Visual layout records

## begin

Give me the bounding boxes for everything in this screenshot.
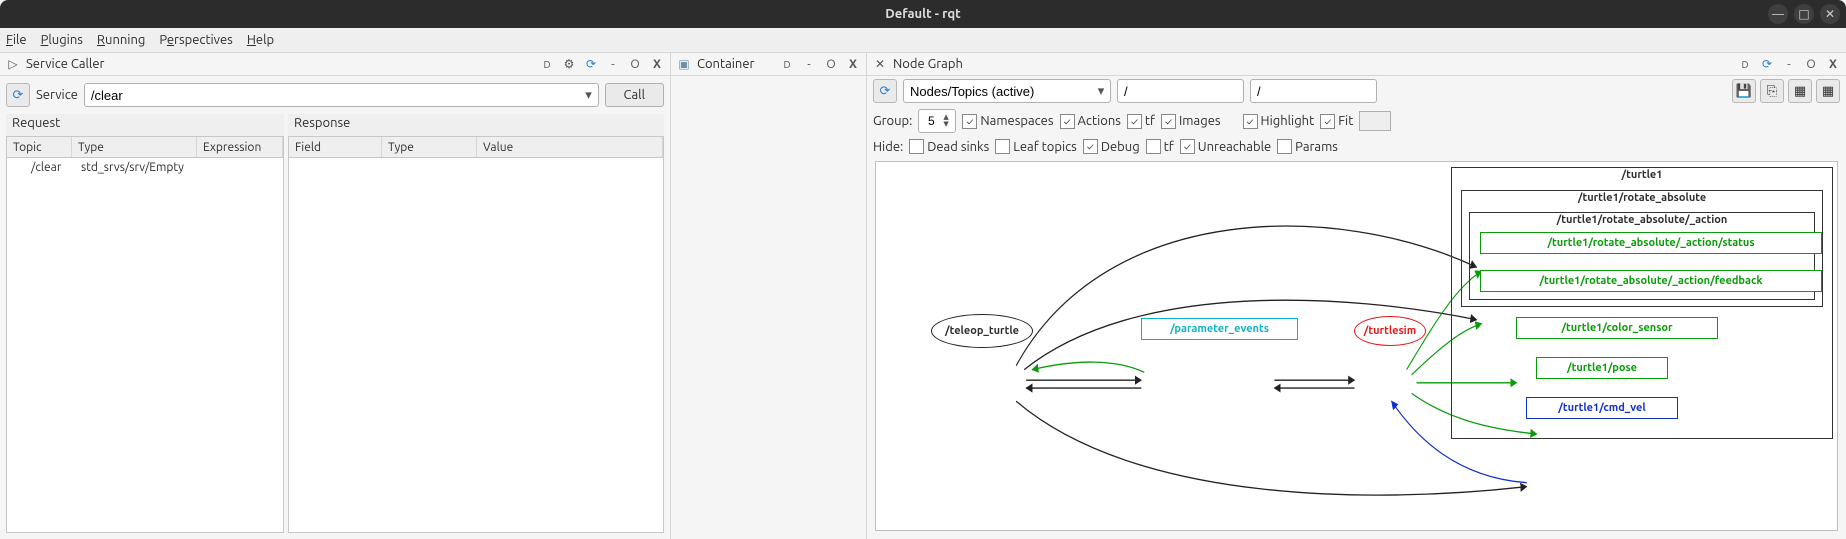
topic-status[interactable]: /turtle1/rotate_absolute/_action/status — [1480, 232, 1822, 254]
folder-icon: ▣ — [675, 55, 693, 73]
group-label: Group: — [873, 114, 912, 128]
request-header-expr[interactable]: Expression — [197, 137, 283, 157]
response-label: Response — [288, 114, 664, 136]
request-row[interactable]: /clear std_srvs/srv/Empty — [7, 158, 283, 176]
dock-icon[interactable]: D — [538, 55, 556, 73]
spin-down-icon[interactable]: ▼ — [943, 121, 955, 128]
refresh-icon[interactable]: ⟳ — [582, 55, 600, 73]
close-icon[interactable]: X — [648, 55, 666, 73]
request-table[interactable]: Topic Type Expression /clear std_srvs/sr… — [6, 136, 284, 533]
titlebar: Default - rqt — □ ✕ — [0, 0, 1846, 28]
dock-icon[interactable]: D — [778, 55, 796, 73]
dock-icon[interactable]: D — [1736, 55, 1754, 73]
circle-icon[interactable]: O — [1802, 55, 1820, 73]
hide-params-check[interactable]: Params — [1277, 139, 1338, 154]
image2-icon[interactable]: ▦ — [1816, 79, 1840, 103]
container-title: Container — [697, 57, 774, 71]
filter-input-1[interactable] — [1117, 79, 1244, 103]
menu-help[interactable]: Help — [247, 33, 274, 47]
chevron-down-icon[interactable]: ▾ — [1092, 84, 1110, 99]
topic-pose[interactable]: /turtle1/pose — [1536, 357, 1668, 379]
request-header-topic[interactable]: Topic — [7, 137, 72, 157]
circle-icon[interactable]: O — [626, 55, 644, 73]
refresh-graph-button[interactable]: ⟳ — [873, 79, 897, 103]
menu-running[interactable]: Running — [97, 33, 145, 47]
graph-canvas[interactable]: /turtle1 /turtle1/rotate_absolute /turtl… — [875, 161, 1838, 531]
refresh-icon[interactable]: ⟳ — [1758, 55, 1776, 73]
menu-plugins[interactable]: Plugins — [41, 33, 83, 47]
wrench-icon: ✕ — [871, 55, 889, 73]
tf-check[interactable]: ✓tf — [1127, 114, 1155, 129]
dash-icon[interactable]: - — [1780, 55, 1798, 73]
node-graph-titlebar: ✕ Node Graph D ⟳ - O X — [867, 53, 1846, 76]
hide-unreach-check[interactable]: ✓Unreachable — [1180, 139, 1271, 154]
fit-extra-button[interactable] — [1359, 111, 1391, 131]
hide-tf-check[interactable]: tf — [1146, 139, 1174, 154]
node-graph-title: Node Graph — [893, 57, 1732, 71]
maximize-button[interactable]: □ — [1794, 4, 1814, 24]
topic-parameter-events[interactable]: /parameter_events — [1141, 318, 1298, 340]
topic-cmd-vel[interactable]: /turtle1/cmd_vel — [1526, 397, 1678, 419]
highlight-check[interactable]: ✓Highlight — [1243, 114, 1315, 129]
filter-input-2[interactable] — [1250, 79, 1377, 103]
response-header-field[interactable]: Field — [289, 137, 382, 157]
response-header-type[interactable]: Type — [382, 137, 477, 157]
request-header-type[interactable]: Type — [72, 137, 197, 157]
hide-dead-check[interactable]: Dead sinks — [909, 139, 989, 154]
request-label: Request — [6, 114, 284, 136]
menu-file[interactable]: File — [6, 33, 27, 47]
topic-color-sensor[interactable]: /turtle1/color_sensor — [1516, 317, 1718, 339]
topic-feedback[interactable]: /turtle1/rotate_absolute/_action/feedbac… — [1480, 270, 1822, 292]
dash-icon[interactable]: - — [604, 55, 622, 73]
node-turtlesim[interactable]: /turtlesim — [1354, 316, 1426, 346]
service-combo[interactable]: ▾ — [84, 83, 599, 107]
group-depth-spin[interactable]: ▲▼ — [918, 109, 956, 133]
menubar: File Plugins Running Perspectives Help — [0, 28, 1846, 53]
service-caller-titlebar: ▷ Service Caller D ⚙ ⟳ - O X — [0, 53, 670, 76]
menu-perspectives[interactable]: Perspectives — [159, 33, 232, 47]
fit-check[interactable]: ✓Fit — [1320, 114, 1353, 129]
service-label: Service — [36, 88, 78, 102]
hide-label: Hide: — [873, 140, 903, 154]
service-caller-title: Service Caller — [26, 57, 534, 71]
refresh-service-button[interactable]: ⟳ — [6, 83, 30, 107]
response-header-value[interactable]: Value — [477, 137, 663, 157]
copy-icon[interactable]: ⎘ — [1760, 79, 1784, 103]
hide-leaf-check[interactable]: Leaf topics — [995, 139, 1077, 154]
minimize-button[interactable]: — — [1768, 4, 1788, 24]
response-table[interactable]: Field Type Value — [288, 136, 664, 533]
actions-check[interactable]: ✓Actions — [1060, 114, 1121, 129]
dash-icon[interactable]: - — [800, 55, 818, 73]
close-window-button[interactable]: ✕ — [1820, 4, 1840, 24]
close-icon[interactable]: X — [1824, 55, 1842, 73]
window-title: Default - rqt — [885, 7, 961, 21]
call-button[interactable]: Call — [605, 83, 664, 107]
chevron-down-icon[interactable]: ▾ — [580, 88, 598, 103]
service-input[interactable] — [85, 88, 580, 103]
namespaces-check[interactable]: ✓Namespaces — [962, 114, 1053, 129]
circle-icon[interactable]: O — [822, 55, 840, 73]
container-titlebar: ▣ Container D - O X — [671, 53, 866, 76]
hide-debug-check[interactable]: ✓Debug — [1083, 139, 1140, 154]
run-icon: ▷ — [4, 55, 22, 73]
node-teleop-turtle[interactable]: /teleop_turtle — [931, 314, 1033, 348]
graph-mode-combo[interactable]: ▾ — [903, 79, 1111, 103]
graph-mode-input[interactable] — [904, 84, 1092, 99]
save-icon[interactable]: 💾 — [1732, 79, 1756, 103]
images-check[interactable]: ✓Images — [1161, 114, 1221, 129]
gear-icon[interactable]: ⚙ — [560, 55, 578, 73]
image-icon[interactable]: ▦ — [1788, 79, 1812, 103]
close-icon[interactable]: X — [844, 55, 862, 73]
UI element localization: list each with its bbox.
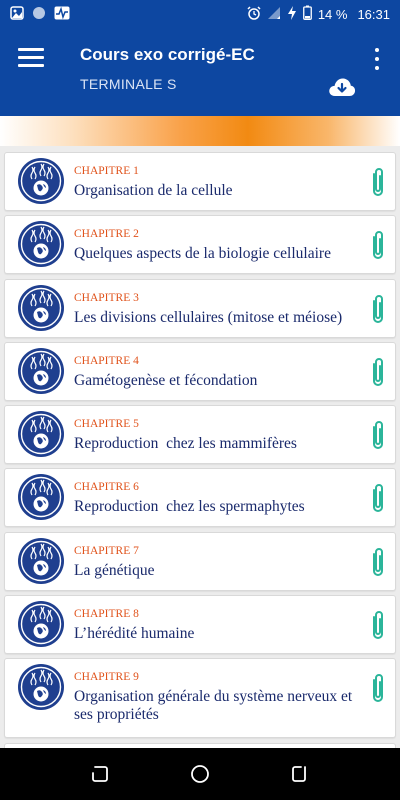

## end

Written problem:
Update the data above by replacing every "interactable" with "clickable" and leaving everything else unchanged. Omit the pictures from the output.

Exercise output:
Give me the bounding boxes for everything in this screenshot.
topic-status[clickable]: /turtle1/rotate_absolute/_action/status — [1480, 232, 1822, 254]
folder-icon: ▣ — [675, 55, 693, 73]
group-label: Group: — [873, 114, 912, 128]
request-header-expr[clickable]: Expression — [197, 137, 283, 157]
response-label: Response — [288, 114, 664, 136]
request-row[clickable]: /clear std_srvs/srv/Empty — [7, 158, 283, 176]
dock-icon[clickable]: D — [538, 55, 556, 73]
spin-down-icon[clickable]: ▼ — [943, 121, 955, 128]
refresh-icon[clickable]: ⟳ — [582, 55, 600, 73]
close-icon[clickable]: X — [648, 55, 666, 73]
request-table[clickable]: Topic Type Expression /clear std_srvs/sr… — [6, 136, 284, 533]
titlebar: Default - rqt — □ ✕ — [0, 0, 1846, 28]
dock-icon[clickable]: D — [778, 55, 796, 73]
dock-icon[clickable]: D — [1736, 55, 1754, 73]
circle-icon[clickable]: O — [1802, 55, 1820, 73]
hide-params-check[clickable]: Params — [1277, 139, 1338, 154]
image2-icon[clickable]: ▦ — [1816, 79, 1840, 103]
container-title: Container — [697, 57, 774, 71]
filter-input-1[clickable] — [1117, 79, 1244, 103]
menu-help[clickable]: Help — [247, 33, 274, 47]
chevron-down-icon[clickable]: ▾ — [1092, 84, 1110, 99]
topic-pose[clickable]: /turtle1/pose — [1536, 357, 1668, 379]
request-header-topic[clickable]: Topic — [7, 137, 72, 157]
circle-icon[clickable]: O — [626, 55, 644, 73]
refresh-graph-button[clickable]: ⟳ — [873, 79, 897, 103]
menu-running[clickable]: Running — [97, 33, 145, 47]
graph-canvas[clickable]: /turtle1 /turtle1/rotate_absolute /turtl… — [875, 161, 1838, 531]
refresh-icon[clickable]: ⟳ — [1758, 55, 1776, 73]
menu-plugins[clickable]: Plugins — [41, 33, 83, 47]
wrench-icon: ✕ — [871, 55, 889, 73]
tf-check[clickable]: ✓tf — [1127, 114, 1155, 129]
dash-icon[clickable]: - — [1780, 55, 1798, 73]
node-graph-titlebar: ✕ Node Graph D ⟳ - O X — [867, 53, 1846, 76]
hide-unreach-check[clickable]: ✓Unreachable — [1180, 139, 1271, 154]
fit-extra-button[clickable] — [1359, 111, 1391, 131]
hide-tf-check[clickable]: tf — [1146, 139, 1174, 154]
node-graph-title: Node Graph — [893, 57, 1732, 71]
maximize-button[clickable]: □ — [1794, 4, 1814, 24]
topic-parameter-events[clickable]: /parameter_events — [1141, 318, 1298, 340]
topic-cmd-vel[clickable]: /turtle1/cmd_vel — [1526, 397, 1678, 419]
highlight-check[clickable]: ✓Highlight — [1243, 114, 1315, 129]
filter-input-2[clickable] — [1250, 79, 1377, 103]
response-header-field[clickable]: Field — [289, 137, 382, 157]
response-header-type[clickable]: Type — [382, 137, 477, 157]
request-header-type[clickable]: Type — [72, 137, 197, 157]
hide-dead-check[clickable]: Dead sinks — [909, 139, 989, 154]
request-label: Request — [6, 114, 284, 136]
menu-file[clickable]: File — [6, 33, 27, 47]
topic-color-sensor[clickable]: /turtle1/color_sensor — [1516, 317, 1718, 339]
topic-feedback[clickable]: /turtle1/rotate_absolute/_action/feedbac… — [1480, 270, 1822, 292]
dash-icon[clickable]: - — [604, 55, 622, 73]
node-turtlesim[clickable]: /turtlesim — [1354, 316, 1426, 346]
service-combo[clickable]: ▾ — [84, 83, 599, 107]
group-depth-spin[clickable]: ▲▼ — [918, 109, 956, 133]
menubar: File Plugins Running Perspectives Help — [0, 28, 1846, 53]
service-caller-titlebar: ▷ Service Caller D ⚙ ⟳ - O X — [0, 53, 670, 76]
menu-perspectives[clickable]: Perspectives — [159, 33, 232, 47]
fit-check[clickable]: ✓Fit — [1320, 114, 1353, 129]
service-label: Service — [36, 88, 78, 102]
hide-label: Hide: — [873, 140, 903, 154]
service-caller-title: Service Caller — [26, 57, 534, 71]
refresh-service-button[clickable]: ⟳ — [6, 83, 30, 107]
response-header-value[clickable]: Value — [477, 137, 663, 157]
copy-icon[clickable]: ⎘ — [1760, 79, 1784, 103]
hide-leaf-check[clickable]: Leaf topics — [995, 139, 1077, 154]
minimize-button[clickable]: — — [1768, 4, 1788, 24]
response-table[clickable]: Field Type Value — [288, 136, 664, 533]
actions-check[clickable]: ✓Actions — [1060, 114, 1121, 129]
dash-icon[clickable]: - — [800, 55, 818, 73]
close-window-button[clickable]: ✕ — [1820, 4, 1840, 24]
close-icon[clickable]: X — [1824, 55, 1842, 73]
window-title: Default - rqt — [885, 7, 961, 21]
call-button[clickable]: Call — [605, 83, 664, 107]
chevron-down-icon[clickable]: ▾ — [580, 88, 598, 103]
service-input[clickable] — [85, 88, 580, 103]
namespaces-check[clickable]: ✓Namespaces — [962, 114, 1053, 129]
circle-icon[clickable]: O — [822, 55, 840, 73]
container-titlebar: ▣ Container D - O X — [671, 53, 866, 76]
hide-debug-check[clickable]: ✓Debug — [1083, 139, 1140, 154]
run-icon: ▷ — [4, 55, 22, 73]
node-teleop-turtle[clickable]: /teleop_turtle — [931, 314, 1033, 348]
graph-mode-combo[clickable]: ▾ — [903, 79, 1111, 103]
graph-mode-input[clickable] — [904, 84, 1092, 99]
save-icon[clickable]: 💾 — [1732, 79, 1756, 103]
images-check[clickable]: ✓Images — [1161, 114, 1221, 129]
gear-icon[clickable]: ⚙ — [560, 55, 578, 73]
image-icon[clickable]: ▦ — [1788, 79, 1812, 103]
close-icon[clickable]: X — [844, 55, 862, 73]
UI element localization: list each with its bbox.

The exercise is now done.